Objective: Extract every line of the material that holds the string "było".

Information provided:
<<<<
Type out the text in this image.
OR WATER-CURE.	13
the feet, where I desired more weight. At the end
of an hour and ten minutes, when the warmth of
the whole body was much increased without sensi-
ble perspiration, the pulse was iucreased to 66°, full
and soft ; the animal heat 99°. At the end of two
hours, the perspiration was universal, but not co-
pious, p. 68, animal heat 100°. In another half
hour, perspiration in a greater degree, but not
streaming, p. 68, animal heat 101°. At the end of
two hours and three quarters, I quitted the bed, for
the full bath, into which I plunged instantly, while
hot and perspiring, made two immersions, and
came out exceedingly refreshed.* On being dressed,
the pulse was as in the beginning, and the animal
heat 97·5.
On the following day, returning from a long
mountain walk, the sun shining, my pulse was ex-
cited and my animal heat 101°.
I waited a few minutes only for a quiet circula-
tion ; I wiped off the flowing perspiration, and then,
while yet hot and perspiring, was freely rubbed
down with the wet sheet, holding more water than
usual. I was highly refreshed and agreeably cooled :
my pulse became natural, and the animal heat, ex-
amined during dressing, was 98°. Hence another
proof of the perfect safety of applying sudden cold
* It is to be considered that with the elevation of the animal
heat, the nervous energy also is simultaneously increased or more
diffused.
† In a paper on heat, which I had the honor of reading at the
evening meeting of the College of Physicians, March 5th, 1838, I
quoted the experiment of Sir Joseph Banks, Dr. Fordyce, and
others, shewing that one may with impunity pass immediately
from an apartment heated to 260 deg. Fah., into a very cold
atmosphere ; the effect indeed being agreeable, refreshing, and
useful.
>>>>
<<<<
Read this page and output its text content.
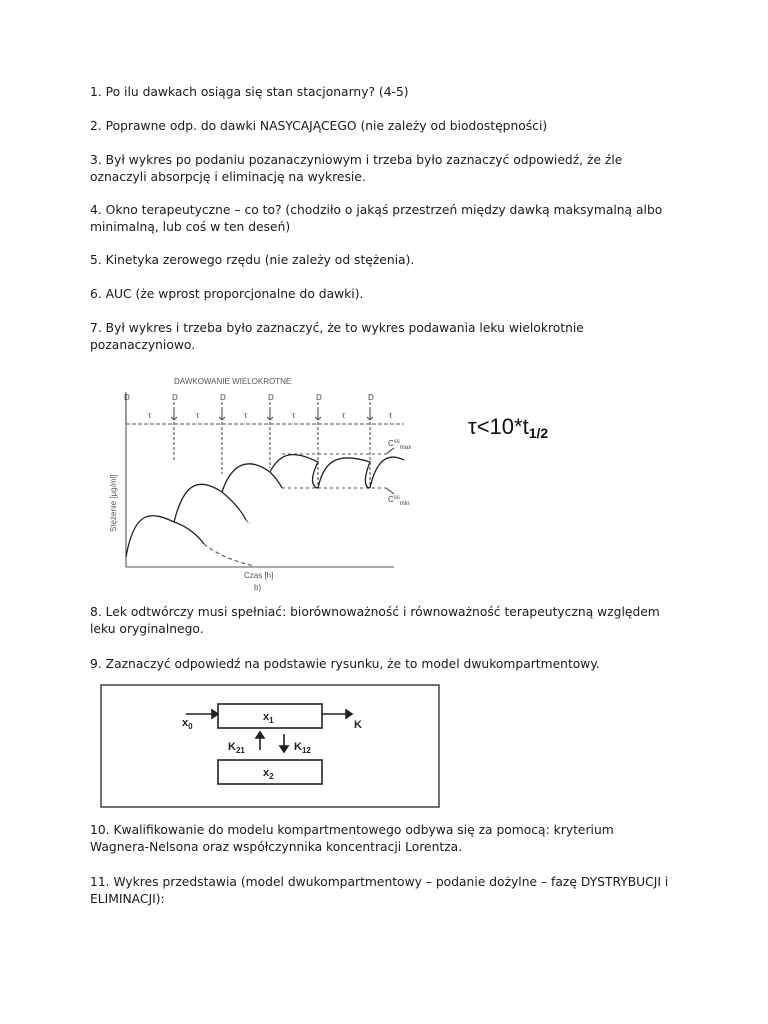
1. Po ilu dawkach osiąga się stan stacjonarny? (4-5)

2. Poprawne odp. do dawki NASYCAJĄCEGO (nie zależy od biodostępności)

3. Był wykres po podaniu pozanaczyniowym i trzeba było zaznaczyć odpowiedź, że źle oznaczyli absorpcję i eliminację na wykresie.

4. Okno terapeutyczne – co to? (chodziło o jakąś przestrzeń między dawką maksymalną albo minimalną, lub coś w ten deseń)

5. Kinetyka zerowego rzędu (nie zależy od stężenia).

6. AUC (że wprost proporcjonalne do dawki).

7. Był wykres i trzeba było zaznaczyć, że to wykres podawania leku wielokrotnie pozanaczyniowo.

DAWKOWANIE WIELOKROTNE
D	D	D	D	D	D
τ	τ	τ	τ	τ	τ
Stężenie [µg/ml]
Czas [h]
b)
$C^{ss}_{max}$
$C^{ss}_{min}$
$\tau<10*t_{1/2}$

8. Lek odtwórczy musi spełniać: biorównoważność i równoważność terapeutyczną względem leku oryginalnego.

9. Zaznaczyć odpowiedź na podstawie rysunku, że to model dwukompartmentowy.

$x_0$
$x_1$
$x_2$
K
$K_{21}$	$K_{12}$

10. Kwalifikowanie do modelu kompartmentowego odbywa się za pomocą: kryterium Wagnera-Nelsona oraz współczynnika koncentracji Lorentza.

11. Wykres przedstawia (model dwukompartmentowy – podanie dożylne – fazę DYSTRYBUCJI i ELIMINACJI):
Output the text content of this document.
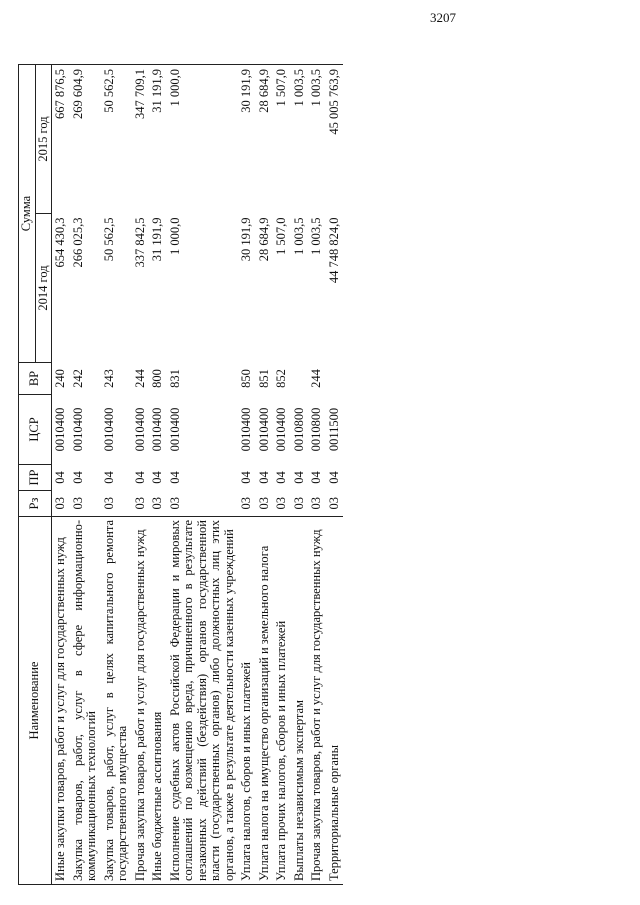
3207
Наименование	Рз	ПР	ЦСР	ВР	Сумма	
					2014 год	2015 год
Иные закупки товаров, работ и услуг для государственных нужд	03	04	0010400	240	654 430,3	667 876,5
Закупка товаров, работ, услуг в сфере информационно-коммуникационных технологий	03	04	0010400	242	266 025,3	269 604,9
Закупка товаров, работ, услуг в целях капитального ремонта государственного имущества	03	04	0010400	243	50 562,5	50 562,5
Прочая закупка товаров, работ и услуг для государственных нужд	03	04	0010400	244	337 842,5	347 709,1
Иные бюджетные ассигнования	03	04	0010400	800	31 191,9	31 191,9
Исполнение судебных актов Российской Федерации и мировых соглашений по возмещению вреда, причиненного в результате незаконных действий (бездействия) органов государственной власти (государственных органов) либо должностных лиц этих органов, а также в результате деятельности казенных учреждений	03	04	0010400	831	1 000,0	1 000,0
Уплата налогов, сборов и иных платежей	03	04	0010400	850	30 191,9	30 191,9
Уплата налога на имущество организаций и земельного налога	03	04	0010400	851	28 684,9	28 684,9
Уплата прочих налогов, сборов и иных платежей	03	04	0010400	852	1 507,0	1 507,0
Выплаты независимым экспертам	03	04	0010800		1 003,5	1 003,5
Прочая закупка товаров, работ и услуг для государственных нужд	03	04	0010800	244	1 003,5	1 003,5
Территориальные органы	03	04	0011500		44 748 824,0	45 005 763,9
>>>>
Result below:
3. Był wykres po podaniu pozanaczyniowym i trzeba było zaznaczyć odpowiedź, że źle oznaczyli absorpcję i eliminację na wykresie.
7. Był wykres i trzeba było zaznaczyć, że to wykres podawania leku wielokrotnie pozanaczyniowo.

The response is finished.